* [Text segment]
■ ■ ■ ■ ■
Article Two of the
United States Constitution places the power of appointing Justices with the
President of the United States, stating:
he shall nominate, and by and with the
Advice and Consent of the
Senate, shall appoint
... Judges of the supreme
Court, and all other
Officers of the
United States, whose Appointments are not herein otherwise provided for, and which shall be established by Law...
Most Presidents nominate individuals who broadly share their ideological views. In many cases, however, a
Justice's decisions may be contrary to what the nominating
President anticipated. A famous instance was
Chief Justice Earl Warren;
President Dwight D. Eisenhower expected him to be a conservative judge, but his decisions are arguably among the most liberal in the Court's history.
Eisenhower later called the appointment "the biggest damn fool mistake I ever made". Another Justice whose decisions ran contrary to what was believed to be his ideology was
David Souter, who was nominated to the high court in
1990 by President
George H. W. Bush. Many pundits and politicians at the time expected Souter to be a conservative; however, after becoming a Justice, his opinions generally fell on the liberal side of the political spectrum.
Because the
Constitution does not set any qualifications for service as a Justice, the President may nominate anyone to serve. However, that person must receive the confirmation of the Senate.
A simple majority vote is required to confirm or to reject a nominee.
Once the Committee reports out the nomination, the whole Senate considers it. Rejections are relatively uncommon; the Senate has explicitly rejected twelve
Supreme Court nominees in its history. The most recent rejection of a nominee by vote of the full Senate came in
1987, when the Senate refused to confirm
Robert Bork.
Not everyone nominated by the President has received a floor vote in the Senate. Although
Senate rules do not necessarily allow a negative vote in committee to block a Supreme Court nomination, a nominee may be filibustered once debate on the nomination has begun in the full Senate. A filibuster indefinitely prolongs the debate, preventing a final vote on the nominee. While senators may attempt to filibuster a Supreme Court nominee in an attempt to thwart confirmation, no nomination for
Associate Justice has ever been filibustered. However,
President Lyndon Johnson's nomination of sitting Associate Justice
Abe Fortas to succeed
Earl Warren as
Chief Justice was successfully filibustered in
1968.
■ ■ ■ ■ ■
* [Dataset content]
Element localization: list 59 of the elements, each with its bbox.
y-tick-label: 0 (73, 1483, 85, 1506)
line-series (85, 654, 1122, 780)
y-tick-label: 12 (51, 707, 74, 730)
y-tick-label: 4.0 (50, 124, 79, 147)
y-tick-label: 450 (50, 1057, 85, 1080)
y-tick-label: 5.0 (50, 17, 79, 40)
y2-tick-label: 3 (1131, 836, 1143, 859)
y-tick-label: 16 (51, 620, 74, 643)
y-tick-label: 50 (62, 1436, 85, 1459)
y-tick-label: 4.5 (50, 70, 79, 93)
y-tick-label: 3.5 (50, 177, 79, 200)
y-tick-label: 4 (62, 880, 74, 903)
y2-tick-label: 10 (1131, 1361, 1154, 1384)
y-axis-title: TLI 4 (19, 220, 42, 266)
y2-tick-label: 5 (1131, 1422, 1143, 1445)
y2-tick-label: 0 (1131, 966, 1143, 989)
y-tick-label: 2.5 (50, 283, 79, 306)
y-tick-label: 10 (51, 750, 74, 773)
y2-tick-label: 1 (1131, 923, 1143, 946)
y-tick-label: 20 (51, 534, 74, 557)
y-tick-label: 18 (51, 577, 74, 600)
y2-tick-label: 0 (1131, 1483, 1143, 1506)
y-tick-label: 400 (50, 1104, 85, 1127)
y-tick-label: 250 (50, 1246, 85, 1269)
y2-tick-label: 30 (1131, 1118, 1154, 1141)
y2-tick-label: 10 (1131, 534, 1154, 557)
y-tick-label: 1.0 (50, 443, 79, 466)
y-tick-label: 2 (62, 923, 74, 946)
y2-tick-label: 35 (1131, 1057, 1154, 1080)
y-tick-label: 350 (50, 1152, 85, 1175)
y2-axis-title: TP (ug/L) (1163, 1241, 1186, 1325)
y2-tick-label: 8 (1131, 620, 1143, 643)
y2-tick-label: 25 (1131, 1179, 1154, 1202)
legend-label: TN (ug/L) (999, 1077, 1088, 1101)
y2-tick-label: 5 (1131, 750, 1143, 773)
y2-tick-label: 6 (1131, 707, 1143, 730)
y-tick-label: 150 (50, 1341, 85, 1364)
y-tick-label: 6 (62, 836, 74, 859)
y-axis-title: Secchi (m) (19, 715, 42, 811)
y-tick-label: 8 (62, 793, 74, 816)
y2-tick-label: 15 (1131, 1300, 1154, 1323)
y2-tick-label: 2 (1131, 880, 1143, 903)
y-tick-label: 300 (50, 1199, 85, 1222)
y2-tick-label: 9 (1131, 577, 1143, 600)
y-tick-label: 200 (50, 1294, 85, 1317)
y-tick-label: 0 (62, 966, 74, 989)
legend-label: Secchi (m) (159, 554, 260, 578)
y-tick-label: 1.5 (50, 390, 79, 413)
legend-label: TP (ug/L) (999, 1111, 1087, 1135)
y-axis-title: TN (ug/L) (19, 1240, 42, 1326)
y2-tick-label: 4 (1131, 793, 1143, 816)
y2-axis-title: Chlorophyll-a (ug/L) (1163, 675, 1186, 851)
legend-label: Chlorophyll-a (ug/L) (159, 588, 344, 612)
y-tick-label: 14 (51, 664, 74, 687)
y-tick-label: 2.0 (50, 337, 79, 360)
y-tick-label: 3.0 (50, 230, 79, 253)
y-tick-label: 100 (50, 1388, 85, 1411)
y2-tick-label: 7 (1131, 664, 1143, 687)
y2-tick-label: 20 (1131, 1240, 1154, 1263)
■ ■ ■ ■ ■
* [Direction 1] Summarize the passage on Supreme Court appointments in two sentences.
* [Direction 2] Pick up the passage on Supreme Court appointments after its final sentence and carry it on.

* [Answer 1] The Constitution gives the President the power to nominate Supreme Court Justices, who are appointed with the Senate's advice and consent by a simple majority vote, though Justices sometimes rule contrary to what their nominating President expected, as Earl Warren and David Souter did. The Senate has explicitly rejected twelve nominees, most recently Robert Bork in 1987, and while no nomination for Associate Justice has ever been filibustered, Abe Fortas's nomination to succeed Earl Warren as Chief Justice was successfully filibustered in 1968.

* [Answer 2]
It is also possible for the President to withdraw a nominee's name before the actual confirmation vote occurs. This usually happens when the President feels that the nominee has little chance of being confirmed: most recently,
President George W. Bush withdrew his nomination of
Harriet Miers before Committee hearings had begun, citing concerns about Senate requests during her confirmation process for access to internal
Executive Branch documents resulting from her position as
White House Counsel. In 1987,
President Ronald Reagan withdrew the nomination of
Douglas H. Ginsburg because of news reports containing marijuana use allegations.
Before
1981 the approval process of Justices was usually rapid. From the
Truman through
Nixon administrations, Justices were typically approved within one month. From the
Reagan administration to the present, however, the process has taken much longer. Some believe this is because
Congress sees Justices as playing a more political role than in the past.[5] The perceived politicization of the process has drawn criticism. For example, columnist
George F. Will termed the defeat of Robert Bork's nomination "unjust".[6] Will wrote that the nomination process does "not delve deeply into the nominee's jurisprudential thinking."[6] Supreme Court nominations have caused media speculation about whether the judge leans to the left, middle, or right.[7] One indication of the politicized selection process is how much time each nominee spends being questioned under the glare of media coverage; before 1925, nominees were never questioned;[8] after
1955, every nominee has been required to appear before the
Senate Judiciary Committee and answer questions; and the times spent being grilled have lengthened from single digits (before
1980) to double digits today.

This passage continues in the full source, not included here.